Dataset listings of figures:
begin

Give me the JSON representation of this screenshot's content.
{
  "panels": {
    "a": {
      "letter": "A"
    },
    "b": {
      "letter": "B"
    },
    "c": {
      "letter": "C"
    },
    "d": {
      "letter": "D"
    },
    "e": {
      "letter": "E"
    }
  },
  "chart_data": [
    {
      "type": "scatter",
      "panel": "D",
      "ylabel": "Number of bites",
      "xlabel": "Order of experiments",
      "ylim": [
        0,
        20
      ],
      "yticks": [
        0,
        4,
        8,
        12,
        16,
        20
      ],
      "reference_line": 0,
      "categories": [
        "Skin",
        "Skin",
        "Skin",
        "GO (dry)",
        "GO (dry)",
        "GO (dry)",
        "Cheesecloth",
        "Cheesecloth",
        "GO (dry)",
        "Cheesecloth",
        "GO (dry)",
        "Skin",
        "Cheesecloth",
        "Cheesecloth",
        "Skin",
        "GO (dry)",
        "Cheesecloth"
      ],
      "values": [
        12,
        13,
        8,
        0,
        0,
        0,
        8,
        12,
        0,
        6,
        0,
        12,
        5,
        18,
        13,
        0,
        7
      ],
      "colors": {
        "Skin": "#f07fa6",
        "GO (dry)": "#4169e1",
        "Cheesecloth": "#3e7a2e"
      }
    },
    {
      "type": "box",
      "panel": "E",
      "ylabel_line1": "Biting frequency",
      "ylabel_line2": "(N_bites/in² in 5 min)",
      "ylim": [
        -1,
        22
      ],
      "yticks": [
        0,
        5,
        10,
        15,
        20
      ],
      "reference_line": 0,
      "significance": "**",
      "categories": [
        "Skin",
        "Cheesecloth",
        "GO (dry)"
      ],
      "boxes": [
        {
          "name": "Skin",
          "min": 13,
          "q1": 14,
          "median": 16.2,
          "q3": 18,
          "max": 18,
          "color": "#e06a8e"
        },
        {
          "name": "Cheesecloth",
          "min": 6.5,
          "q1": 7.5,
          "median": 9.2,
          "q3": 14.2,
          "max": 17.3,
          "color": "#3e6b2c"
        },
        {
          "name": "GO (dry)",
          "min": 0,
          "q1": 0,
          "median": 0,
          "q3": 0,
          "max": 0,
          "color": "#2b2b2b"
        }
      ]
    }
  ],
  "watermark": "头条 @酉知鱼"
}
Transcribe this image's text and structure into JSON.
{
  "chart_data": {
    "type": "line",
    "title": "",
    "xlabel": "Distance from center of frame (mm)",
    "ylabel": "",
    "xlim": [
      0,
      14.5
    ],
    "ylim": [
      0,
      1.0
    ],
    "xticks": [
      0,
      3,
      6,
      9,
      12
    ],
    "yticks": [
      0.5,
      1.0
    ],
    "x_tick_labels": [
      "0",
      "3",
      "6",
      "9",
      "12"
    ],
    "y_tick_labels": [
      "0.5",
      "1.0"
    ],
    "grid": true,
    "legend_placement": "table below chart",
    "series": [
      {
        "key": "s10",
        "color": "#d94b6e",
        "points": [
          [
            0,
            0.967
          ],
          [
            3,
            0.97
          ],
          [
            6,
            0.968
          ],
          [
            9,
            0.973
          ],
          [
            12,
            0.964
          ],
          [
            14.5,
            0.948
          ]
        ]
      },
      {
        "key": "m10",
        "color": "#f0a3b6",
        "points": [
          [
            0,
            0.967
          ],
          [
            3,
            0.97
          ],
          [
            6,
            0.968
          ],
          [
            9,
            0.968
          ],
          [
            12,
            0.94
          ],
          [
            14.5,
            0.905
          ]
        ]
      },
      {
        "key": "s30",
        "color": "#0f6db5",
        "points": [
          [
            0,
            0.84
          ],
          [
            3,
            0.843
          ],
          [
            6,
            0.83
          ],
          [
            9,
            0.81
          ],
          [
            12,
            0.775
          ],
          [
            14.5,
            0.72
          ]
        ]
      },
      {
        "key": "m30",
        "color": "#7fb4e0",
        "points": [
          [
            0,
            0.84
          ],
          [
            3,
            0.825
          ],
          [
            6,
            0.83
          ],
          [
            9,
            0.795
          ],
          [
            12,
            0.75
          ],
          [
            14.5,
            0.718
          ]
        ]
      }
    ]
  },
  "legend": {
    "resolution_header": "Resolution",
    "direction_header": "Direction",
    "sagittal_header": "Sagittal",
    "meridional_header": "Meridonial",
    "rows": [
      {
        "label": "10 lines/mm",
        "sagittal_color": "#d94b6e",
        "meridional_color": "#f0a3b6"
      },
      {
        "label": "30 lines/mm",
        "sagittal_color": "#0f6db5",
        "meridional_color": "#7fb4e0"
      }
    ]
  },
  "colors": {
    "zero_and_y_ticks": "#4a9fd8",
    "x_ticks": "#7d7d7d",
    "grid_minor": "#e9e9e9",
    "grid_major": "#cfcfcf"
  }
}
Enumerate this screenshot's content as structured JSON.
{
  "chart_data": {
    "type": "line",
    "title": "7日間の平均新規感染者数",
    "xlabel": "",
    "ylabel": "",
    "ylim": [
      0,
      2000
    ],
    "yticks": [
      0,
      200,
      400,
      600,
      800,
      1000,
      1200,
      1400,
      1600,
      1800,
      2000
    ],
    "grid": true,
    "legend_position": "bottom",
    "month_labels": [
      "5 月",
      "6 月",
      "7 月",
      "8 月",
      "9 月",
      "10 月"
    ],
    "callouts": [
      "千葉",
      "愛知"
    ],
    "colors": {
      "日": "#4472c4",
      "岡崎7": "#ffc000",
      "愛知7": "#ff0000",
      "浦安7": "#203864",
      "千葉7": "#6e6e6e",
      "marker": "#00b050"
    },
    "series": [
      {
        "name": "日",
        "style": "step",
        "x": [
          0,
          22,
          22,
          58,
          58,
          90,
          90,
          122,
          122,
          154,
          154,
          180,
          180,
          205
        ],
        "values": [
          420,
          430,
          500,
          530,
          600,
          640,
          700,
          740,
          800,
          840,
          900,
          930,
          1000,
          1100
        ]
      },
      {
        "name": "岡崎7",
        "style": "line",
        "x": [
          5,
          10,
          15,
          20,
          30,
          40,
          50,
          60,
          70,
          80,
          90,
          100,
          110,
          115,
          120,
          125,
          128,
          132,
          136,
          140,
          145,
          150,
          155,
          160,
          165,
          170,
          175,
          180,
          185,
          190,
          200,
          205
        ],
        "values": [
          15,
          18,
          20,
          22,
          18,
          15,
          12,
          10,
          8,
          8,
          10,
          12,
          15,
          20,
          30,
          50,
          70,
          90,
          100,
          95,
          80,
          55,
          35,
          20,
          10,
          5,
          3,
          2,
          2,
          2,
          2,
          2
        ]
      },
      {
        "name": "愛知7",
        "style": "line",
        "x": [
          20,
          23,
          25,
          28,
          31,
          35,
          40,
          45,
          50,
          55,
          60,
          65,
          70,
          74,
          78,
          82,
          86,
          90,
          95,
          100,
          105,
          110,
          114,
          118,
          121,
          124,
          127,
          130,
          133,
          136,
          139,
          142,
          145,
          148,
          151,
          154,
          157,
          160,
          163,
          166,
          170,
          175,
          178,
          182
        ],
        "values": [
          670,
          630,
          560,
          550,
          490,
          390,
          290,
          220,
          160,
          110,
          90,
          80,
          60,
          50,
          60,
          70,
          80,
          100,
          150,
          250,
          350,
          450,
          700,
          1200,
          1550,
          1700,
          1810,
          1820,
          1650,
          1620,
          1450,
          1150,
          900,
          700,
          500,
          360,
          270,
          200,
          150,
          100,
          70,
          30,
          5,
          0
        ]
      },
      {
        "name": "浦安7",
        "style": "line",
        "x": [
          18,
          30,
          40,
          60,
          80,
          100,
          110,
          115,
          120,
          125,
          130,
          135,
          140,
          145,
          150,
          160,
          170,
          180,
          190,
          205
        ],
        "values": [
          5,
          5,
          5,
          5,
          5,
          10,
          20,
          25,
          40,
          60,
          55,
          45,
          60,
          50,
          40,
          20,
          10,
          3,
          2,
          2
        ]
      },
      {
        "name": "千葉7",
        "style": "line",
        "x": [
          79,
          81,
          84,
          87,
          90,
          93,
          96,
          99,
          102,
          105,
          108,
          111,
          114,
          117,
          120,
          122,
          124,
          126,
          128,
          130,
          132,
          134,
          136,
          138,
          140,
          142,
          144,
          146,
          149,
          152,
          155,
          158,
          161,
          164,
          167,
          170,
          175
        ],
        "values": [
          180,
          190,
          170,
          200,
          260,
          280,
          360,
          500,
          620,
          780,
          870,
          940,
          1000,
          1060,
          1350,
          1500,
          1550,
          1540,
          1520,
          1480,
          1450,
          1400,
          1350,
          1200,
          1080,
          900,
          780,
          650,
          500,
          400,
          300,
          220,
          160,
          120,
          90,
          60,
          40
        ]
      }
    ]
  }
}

end

=== Job ===
Copy out all lines that carry the word "letter".

=== Result of this exercise ===
      "letter": "A"
      "letter": "B"
      "letter": "C"
      "letter": "D"
      "letter": "E"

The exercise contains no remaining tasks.